▶ Exercise instructions:
Copy all lines below containing "Upps".
━━━━━━━━━━
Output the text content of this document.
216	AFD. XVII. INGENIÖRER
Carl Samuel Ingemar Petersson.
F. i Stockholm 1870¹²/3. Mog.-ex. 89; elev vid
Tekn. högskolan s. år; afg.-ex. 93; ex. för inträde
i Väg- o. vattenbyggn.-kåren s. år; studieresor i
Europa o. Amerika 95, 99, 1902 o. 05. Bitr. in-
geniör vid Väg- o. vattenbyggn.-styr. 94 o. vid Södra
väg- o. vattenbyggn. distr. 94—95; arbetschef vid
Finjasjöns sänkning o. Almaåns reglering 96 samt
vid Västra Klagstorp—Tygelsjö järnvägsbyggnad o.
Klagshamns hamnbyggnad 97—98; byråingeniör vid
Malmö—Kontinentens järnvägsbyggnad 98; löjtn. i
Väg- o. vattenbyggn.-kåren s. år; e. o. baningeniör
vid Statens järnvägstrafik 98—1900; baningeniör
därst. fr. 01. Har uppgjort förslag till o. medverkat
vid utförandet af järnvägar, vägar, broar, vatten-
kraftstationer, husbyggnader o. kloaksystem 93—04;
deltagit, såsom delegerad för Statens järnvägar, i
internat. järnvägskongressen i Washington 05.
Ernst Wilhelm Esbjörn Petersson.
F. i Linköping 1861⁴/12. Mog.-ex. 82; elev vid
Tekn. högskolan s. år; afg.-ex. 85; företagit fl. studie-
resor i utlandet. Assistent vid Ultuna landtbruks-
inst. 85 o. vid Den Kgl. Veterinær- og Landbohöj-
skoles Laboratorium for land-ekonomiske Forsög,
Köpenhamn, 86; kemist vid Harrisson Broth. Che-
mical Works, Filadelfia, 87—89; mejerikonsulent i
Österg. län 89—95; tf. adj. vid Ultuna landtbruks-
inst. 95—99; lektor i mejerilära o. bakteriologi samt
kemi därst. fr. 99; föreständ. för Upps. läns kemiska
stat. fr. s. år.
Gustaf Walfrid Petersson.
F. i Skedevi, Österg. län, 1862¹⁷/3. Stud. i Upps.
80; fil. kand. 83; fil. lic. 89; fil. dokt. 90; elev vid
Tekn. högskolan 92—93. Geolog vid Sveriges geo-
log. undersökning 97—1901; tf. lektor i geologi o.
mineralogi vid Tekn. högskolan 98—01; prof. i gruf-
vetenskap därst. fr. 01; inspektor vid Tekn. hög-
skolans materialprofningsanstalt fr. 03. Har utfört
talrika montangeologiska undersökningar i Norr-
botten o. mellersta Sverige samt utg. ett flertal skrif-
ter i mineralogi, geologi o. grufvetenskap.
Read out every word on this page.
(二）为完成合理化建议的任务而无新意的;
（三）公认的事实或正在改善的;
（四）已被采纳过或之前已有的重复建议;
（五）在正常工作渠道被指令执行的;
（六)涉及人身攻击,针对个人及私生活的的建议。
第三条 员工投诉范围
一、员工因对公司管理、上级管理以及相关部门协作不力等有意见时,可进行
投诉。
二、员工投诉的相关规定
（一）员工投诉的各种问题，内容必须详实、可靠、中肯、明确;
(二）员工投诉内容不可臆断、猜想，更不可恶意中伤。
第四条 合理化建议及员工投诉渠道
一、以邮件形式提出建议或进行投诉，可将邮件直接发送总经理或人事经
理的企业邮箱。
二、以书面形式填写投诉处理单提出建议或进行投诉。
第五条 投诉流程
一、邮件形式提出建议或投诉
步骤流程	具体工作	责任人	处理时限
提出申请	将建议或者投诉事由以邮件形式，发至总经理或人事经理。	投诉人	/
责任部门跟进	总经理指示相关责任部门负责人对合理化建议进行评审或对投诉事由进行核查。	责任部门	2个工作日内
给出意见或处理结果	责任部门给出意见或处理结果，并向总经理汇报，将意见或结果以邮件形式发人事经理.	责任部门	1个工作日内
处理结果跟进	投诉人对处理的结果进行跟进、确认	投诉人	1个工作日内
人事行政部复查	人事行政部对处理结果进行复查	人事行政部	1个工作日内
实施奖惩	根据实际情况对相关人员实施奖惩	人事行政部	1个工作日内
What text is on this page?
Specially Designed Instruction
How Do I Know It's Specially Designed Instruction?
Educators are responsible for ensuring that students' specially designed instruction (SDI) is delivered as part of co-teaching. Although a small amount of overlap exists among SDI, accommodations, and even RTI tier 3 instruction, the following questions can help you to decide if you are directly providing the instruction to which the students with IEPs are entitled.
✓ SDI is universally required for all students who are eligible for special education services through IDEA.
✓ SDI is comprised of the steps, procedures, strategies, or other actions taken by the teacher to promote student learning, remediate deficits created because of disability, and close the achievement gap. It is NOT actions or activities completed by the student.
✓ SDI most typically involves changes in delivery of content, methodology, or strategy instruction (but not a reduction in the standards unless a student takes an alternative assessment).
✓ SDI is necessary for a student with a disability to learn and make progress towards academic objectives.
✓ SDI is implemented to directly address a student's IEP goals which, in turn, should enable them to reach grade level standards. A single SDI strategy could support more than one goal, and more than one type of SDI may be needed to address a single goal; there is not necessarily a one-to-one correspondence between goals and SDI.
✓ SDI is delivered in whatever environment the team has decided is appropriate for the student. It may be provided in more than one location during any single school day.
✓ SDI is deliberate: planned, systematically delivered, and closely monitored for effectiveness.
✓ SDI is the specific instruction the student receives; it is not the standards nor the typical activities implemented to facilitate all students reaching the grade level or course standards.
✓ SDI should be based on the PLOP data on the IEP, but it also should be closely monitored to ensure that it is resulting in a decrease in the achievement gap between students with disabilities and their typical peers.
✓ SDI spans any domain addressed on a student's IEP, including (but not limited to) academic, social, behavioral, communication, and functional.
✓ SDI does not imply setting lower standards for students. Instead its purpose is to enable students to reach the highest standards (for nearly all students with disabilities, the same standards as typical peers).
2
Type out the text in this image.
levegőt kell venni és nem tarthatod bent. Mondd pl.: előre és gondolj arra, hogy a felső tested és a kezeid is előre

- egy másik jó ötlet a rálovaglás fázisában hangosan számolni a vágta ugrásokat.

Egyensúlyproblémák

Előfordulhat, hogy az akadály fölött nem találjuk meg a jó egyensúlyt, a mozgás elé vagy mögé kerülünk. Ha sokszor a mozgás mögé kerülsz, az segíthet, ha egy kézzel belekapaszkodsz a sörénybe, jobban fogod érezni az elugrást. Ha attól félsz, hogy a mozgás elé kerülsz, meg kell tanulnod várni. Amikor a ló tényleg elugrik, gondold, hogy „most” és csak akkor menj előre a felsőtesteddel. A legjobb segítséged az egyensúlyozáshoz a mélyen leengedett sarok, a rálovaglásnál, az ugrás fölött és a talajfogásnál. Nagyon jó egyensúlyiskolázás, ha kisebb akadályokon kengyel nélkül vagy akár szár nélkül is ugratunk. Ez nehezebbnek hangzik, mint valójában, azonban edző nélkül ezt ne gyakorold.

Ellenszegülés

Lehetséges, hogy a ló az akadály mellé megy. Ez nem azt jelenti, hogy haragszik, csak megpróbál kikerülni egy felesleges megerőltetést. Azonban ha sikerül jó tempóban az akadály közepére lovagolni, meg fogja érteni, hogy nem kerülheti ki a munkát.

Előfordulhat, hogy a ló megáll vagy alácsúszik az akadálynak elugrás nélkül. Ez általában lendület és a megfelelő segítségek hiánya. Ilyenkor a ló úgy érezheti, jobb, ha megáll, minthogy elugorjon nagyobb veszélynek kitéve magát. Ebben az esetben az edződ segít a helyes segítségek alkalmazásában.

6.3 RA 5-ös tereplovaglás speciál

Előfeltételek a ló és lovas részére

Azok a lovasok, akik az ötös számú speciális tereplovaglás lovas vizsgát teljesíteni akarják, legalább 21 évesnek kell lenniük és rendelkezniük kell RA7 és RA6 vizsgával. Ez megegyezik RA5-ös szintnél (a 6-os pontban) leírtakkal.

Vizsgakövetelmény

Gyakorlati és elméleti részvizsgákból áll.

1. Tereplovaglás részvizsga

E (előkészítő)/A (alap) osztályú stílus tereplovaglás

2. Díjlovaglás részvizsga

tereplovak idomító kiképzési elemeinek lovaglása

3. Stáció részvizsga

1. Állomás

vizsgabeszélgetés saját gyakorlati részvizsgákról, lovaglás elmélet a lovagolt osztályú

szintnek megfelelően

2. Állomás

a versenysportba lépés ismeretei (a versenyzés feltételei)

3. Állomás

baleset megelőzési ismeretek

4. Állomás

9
━━━━━━━━━━
▶ Full output:
kemi därst. fr. 99; föreständ. för Upps. läns kemiska
F. i Skedevi, Österg. län, 1862¹⁷/3. Stud. i Upps.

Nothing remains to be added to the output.